**Task instructions**
Find every line with the word "amministrazione". Copy those lines.

**Data records**
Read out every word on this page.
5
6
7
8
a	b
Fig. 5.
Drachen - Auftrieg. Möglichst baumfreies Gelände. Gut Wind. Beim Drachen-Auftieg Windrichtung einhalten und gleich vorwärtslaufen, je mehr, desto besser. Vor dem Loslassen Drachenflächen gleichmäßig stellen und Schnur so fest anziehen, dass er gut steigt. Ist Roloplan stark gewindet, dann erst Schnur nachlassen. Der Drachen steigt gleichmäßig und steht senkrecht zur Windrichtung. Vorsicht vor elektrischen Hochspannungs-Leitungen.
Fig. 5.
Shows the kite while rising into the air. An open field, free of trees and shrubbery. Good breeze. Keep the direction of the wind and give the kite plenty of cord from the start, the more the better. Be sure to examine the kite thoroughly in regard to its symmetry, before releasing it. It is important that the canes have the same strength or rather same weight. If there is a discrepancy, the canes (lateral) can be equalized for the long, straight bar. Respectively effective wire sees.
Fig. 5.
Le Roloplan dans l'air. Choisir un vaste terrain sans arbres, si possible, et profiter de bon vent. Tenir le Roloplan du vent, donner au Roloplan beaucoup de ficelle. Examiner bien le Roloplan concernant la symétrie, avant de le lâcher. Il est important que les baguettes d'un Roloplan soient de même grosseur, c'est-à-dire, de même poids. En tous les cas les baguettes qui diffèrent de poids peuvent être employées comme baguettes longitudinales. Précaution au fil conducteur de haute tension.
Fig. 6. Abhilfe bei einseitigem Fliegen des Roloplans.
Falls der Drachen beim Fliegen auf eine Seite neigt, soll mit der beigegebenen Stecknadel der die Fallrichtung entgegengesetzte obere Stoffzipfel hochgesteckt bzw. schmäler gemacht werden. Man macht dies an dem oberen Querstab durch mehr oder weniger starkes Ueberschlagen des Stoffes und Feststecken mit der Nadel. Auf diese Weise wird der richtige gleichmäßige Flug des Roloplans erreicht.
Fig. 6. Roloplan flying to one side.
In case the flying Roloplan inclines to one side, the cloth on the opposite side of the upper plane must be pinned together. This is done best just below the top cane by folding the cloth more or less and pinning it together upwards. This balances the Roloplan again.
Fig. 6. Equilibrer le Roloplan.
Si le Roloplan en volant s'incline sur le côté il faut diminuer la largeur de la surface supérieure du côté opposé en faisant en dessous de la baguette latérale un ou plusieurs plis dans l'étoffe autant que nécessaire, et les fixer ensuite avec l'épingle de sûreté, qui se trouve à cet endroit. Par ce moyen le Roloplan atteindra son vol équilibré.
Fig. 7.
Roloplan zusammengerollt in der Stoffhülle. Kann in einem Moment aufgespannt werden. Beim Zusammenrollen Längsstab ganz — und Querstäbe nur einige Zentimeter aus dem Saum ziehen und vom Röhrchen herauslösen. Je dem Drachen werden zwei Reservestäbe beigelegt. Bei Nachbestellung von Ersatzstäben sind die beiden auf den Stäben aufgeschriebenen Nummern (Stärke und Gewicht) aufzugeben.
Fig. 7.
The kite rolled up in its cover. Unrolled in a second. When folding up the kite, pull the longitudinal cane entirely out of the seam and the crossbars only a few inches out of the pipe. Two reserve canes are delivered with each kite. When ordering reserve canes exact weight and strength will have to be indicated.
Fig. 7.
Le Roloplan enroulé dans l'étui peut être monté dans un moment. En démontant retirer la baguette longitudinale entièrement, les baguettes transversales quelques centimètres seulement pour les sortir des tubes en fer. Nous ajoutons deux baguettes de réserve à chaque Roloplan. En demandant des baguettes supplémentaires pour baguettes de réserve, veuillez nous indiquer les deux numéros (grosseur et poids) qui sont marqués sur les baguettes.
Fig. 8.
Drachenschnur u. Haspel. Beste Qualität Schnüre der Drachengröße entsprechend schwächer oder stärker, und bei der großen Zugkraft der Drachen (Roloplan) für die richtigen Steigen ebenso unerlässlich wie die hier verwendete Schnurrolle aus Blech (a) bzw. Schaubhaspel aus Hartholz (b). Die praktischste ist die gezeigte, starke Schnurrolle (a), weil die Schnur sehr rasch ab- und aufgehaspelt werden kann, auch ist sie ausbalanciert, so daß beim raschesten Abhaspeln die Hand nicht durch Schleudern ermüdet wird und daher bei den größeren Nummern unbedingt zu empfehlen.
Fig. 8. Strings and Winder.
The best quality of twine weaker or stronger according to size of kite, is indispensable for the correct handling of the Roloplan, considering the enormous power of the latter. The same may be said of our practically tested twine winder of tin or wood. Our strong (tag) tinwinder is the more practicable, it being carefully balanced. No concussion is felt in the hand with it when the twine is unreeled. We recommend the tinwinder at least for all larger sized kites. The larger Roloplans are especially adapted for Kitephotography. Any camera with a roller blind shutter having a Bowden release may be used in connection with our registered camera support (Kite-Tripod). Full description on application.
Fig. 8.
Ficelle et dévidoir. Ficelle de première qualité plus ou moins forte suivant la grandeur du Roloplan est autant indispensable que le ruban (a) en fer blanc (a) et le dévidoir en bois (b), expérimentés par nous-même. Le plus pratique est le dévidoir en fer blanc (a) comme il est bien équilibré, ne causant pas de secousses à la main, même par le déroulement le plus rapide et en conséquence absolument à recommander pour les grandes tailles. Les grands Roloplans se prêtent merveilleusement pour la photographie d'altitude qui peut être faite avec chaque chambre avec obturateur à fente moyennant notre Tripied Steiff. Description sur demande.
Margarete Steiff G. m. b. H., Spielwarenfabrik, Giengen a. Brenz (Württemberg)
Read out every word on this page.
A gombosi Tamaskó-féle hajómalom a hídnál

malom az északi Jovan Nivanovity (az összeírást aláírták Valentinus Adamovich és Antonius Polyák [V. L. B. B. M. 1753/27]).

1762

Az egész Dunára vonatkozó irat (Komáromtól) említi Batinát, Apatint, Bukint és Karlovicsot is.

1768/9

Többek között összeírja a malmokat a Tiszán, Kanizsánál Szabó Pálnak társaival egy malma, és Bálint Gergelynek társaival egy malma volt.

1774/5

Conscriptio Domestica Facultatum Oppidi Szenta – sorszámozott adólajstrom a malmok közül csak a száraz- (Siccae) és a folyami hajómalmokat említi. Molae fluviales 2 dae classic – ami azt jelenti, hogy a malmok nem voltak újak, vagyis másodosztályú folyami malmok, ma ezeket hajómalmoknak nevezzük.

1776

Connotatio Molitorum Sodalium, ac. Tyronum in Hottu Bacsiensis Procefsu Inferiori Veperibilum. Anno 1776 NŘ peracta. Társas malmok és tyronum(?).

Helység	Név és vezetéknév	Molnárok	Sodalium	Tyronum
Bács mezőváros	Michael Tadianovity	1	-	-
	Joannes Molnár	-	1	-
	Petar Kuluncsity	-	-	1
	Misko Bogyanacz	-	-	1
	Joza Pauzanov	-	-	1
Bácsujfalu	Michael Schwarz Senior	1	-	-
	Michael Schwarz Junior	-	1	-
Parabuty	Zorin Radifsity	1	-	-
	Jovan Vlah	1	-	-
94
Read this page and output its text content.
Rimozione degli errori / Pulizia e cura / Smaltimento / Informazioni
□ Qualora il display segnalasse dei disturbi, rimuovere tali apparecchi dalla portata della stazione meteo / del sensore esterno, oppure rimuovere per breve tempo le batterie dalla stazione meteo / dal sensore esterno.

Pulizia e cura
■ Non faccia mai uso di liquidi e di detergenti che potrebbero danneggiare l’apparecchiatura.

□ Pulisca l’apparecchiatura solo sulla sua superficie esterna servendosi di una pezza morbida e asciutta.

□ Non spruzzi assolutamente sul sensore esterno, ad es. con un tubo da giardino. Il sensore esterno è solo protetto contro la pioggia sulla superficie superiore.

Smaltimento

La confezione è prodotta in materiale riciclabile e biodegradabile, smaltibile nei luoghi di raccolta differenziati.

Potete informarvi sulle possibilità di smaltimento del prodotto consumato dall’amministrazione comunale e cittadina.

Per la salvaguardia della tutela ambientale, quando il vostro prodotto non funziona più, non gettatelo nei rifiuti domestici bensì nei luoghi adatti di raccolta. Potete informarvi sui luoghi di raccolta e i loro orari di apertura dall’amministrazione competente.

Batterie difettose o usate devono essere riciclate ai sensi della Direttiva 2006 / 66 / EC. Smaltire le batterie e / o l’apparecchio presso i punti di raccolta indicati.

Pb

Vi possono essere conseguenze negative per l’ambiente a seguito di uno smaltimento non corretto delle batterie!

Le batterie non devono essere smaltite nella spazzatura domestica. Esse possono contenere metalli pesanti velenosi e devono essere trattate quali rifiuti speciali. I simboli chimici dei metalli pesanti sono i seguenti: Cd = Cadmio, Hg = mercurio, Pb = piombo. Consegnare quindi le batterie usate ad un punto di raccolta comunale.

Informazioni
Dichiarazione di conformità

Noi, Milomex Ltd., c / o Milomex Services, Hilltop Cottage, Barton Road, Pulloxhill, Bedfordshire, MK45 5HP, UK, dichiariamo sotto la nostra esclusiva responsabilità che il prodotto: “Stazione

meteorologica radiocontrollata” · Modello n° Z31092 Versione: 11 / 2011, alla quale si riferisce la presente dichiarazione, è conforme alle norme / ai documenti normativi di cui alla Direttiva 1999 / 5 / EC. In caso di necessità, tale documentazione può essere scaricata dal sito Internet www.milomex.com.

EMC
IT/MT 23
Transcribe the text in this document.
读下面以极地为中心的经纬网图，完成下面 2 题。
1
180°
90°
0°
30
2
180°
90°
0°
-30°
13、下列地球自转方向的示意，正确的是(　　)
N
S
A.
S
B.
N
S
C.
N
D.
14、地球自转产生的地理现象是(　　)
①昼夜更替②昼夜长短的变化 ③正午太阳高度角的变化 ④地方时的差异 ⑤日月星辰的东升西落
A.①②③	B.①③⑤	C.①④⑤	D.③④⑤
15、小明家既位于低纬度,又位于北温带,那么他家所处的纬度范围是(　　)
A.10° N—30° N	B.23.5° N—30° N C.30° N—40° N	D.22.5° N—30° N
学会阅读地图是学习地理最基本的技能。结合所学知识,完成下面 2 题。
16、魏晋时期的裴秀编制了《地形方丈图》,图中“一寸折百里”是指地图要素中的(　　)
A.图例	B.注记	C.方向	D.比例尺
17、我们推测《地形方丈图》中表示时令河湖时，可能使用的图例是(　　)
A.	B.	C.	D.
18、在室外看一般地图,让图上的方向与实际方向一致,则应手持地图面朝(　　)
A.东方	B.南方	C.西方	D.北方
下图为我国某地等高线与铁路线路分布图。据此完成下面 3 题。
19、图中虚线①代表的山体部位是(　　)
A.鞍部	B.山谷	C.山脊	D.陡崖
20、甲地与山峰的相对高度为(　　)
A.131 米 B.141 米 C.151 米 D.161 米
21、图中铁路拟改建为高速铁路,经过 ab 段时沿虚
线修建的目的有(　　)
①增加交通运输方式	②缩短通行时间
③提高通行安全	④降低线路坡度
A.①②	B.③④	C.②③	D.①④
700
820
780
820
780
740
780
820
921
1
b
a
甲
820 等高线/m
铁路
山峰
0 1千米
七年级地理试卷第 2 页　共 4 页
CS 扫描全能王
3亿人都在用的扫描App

**Exercise solution**
Potete informarvi sulle possibilità di smaltimento del prodotto consumato dall’amministrazione comunale e cittadina.
Per la salvaguardia della tutela ambientale, quando il vostro prodotto non funziona più, non gettatelo nei rifiuti domestici bensì nei luoghi adatti di raccolta. Potete informarvi sui luoghi di raccolta e i loro orari di apertura dall’amministrazione competente.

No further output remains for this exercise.